High Court Madras High Court

M/S.Aksol Chemicals Private vs The Tamilnadu Electricity Board on 8 December, 2010

Madras High Court
M/S.Aksol Chemicals Private vs The Tamilnadu Electricity Board on 8 December, 2010
       

  

  

 
 
 In the High Court of Judicature at Madras

Dated : 08.12.2010

Coram :

The Honourable Mr.Justice K.MOHAN RAM

CIVIL REVISION PETITION (PD)NO.1171 OF 2007


M/s.Aksol Chemicals Private
Limited, rep.by its Executive
Director Mr.R.Jaishankar
								...Petitioner
Vs
1.The Tamilnadu Electricity Board
   rep.by its Executive Engineer, 
   Operation and Maintenance
   Ranipet.

2.The Junior Engineer, Tamilnadu
   Electricity Board, Operation and
   Maintenance, SIDCO, Ranipet.

3.The Assistant Accounts Officer
   Revenue Branch, Tamilnadu
   Electricity Board, Office of the
   Executive Engineer, Operation
   and Maintenance, Ranipet.
								...Respondents

	PETITION under Article 227 of The Constitution of India to set aside the order dated 29.12.2006 made in OS.No.56 of 2006 on the file of the District Munsif Court, Ranipet. 

		For Petitioner : Mr.N.S.Sivakumar
		For Respondents : Mr.N.Muthusamy
O R D E R

The petitioner in the above civil revision petition filed a suit in OS.No.56 of 2006 on the file of the District Munsif Court, Ranipet against the respondents herein for a declaration declaring the electricity bill of the plaintiff company dated 25.3.2006 issued by the defendants as illegal, null and void so far as it relates to the arrears of S.C.No.146 and for a consequential permanent injunction restraining the defendants, their men, agents, servants and subordinates from disconnecting the schedule mentioned service connection of the plaintiff pursuant to the above said bill.

2. The case of the petitioner in the plaint is that the plaintiff company is carrying on a chemical industry at their factory. The second defendant issued a notice dated 6.3.2006 to one Mr.A.Murugesan, one of the Directors of the plaintiff company calling upon him to pay a sum of Rs.86,020/- towards monthly minimum shortfall amount pertaining to S.C.No.146 owned by M/s.Crescent Paper Industries at No.74, SIDCO Industrial Estate, Ranipet within seven days, failing which, the same will be added in S.C.No.146 of M/s.Aksol Chemicals Private Limited the plaintiff . The third defendant included the above said amount due from M/s.Crescent Paper Industries in the bill of M/s.Aksol Chemicals Private Limited dated 25.3.2006. The said action of the third defendant was challenged on the ground that simply because one of the Directors of the plaintiff company is also one of the partners in M/s.Crescent Paper Industries, the electricity bill payable by M/s.Crescent Paper Industries cannot be fastened on the plaintiff company. Therefore, the aforesaid reliefs have been sought for.

▶ _DATA LINES_:
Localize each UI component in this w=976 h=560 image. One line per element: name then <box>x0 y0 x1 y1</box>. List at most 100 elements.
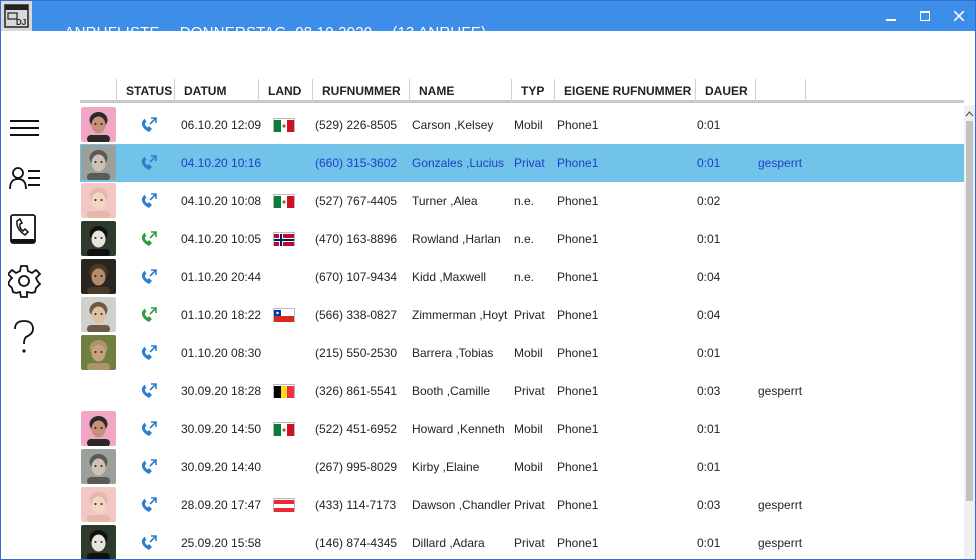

▶ _YOUR INSTRUCTIONS_: Reproduce the passage of the court order from "3.The Assistant Accounts" up to and including "and Maintenance, Ranipet.".

▶ _EXPECTED ANSWER_:
3.The Assistant Accounts Officer
   Revenue Branch, Tamilnadu
   Electricity Board, Office of the
   Executive Engineer, Operation
   and Maintenance, Ranipet.